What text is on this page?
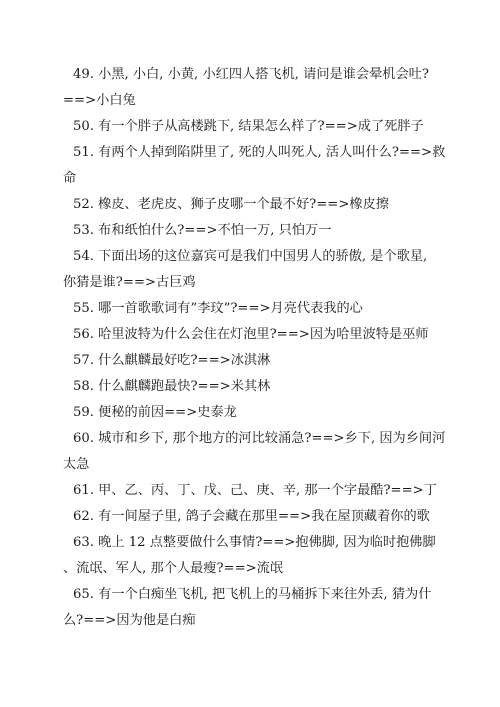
49. 小黑, 小白, 小黄, 小红四人搭飞机, 请问是谁会晕机会吐?
==>小白兔
50. 有一个胖子从高楼跳下, 结果怎么样了?==>成了死胖子
51. 有两个人掉到陷阱里了, 死的人叫死人, 活人叫什么?==>救
命
52. 橡皮、老虎皮、狮子皮哪一个最不好?==>橡皮擦
53. 布和纸怕什么?==>不怕一万, 只怕万一
54. 下面出场的这位嘉宾可是我们中国男人的骄傲, 是个歌星,
你猜是谁?==>古巨鸡
55. 哪一首歌歌词有”李玟”?==>月亮代表我的心
56. 哈里波特为什么会住在灯泡里?==>因为哈里波特是巫师
57. 什么麒麟最好吃?==>冰淇淋
58. 什么麒麟跑最快?==>米其林
59. 便秘的前因==>史泰龙
60. 城市和乡下, 那个地方的河比较涌急?==>乡下, 因为乡间河
太急
61. 甲、乙、丙、丁、戊、己、庚、辛, 那一个字最酷?==>丁
62. 有一间屋子里, 鸽子会藏在那里==>我在屋顶藏着你的歌
63. 晚上 12 点整要做什么事情?==>抱佛脚, 因为临时抱佛脚
、流氓、军人, 那个人最瘦?==>流氓
65. 有一个白痴坐飞机, 把飞机上的马桶拆下来往外丢, 猜为什
么?==>因为他是白痴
***
*What to work on*. Transcribe the records above exactly, leaving out every picture.

*Completed exercise*.
What text is on this page?
49. 小黑, 小白, 小黄, 小红四人搭飞机, 请问是谁会晕机会吐?
==>小白兔
50. 有一个胖子从高楼跳下, 结果怎么样了?==>成了死胖子
51. 有两个人掉到陷阱里了, 死的人叫死人, 活人叫什么?==>救
命
52. 橡皮、老虎皮、狮子皮哪一个最不好?==>橡皮擦
53. 布和纸怕什么?==>不怕一万, 只怕万一
54. 下面出场的这位嘉宾可是我们中国男人的骄傲, 是个歌星,
你猜是谁?==>古巨鸡
55. 哪一首歌歌词有”李玟”?==>月亮代表我的心
56. 哈里波特为什么会住在灯泡里?==>因为哈里波特是巫师
57. 什么麒麟最好吃?==>冰淇淋
58. 什么麒麟跑最快?==>米其林
59. 便秘的前因==>史泰龙
60. 城市和乡下, 那个地方的河比较涌急?==>乡下, 因为乡间河
太急
61. 甲、乙、丙、丁、戊、己、庚、辛, 那一个字最酷?==>丁
62. 有一间屋子里, 鸽子会藏在那里==>我在屋顶藏着你的歌
63. 晚上 12 点整要做什么事情?==>抱佛脚, 因为临时抱佛脚
、流氓、军人, 那个人最瘦?==>流氓
65. 有一个白痴坐飞机, 把飞机上的马桶拆下来往外丢, 猜为什
么?==>因为他是白痴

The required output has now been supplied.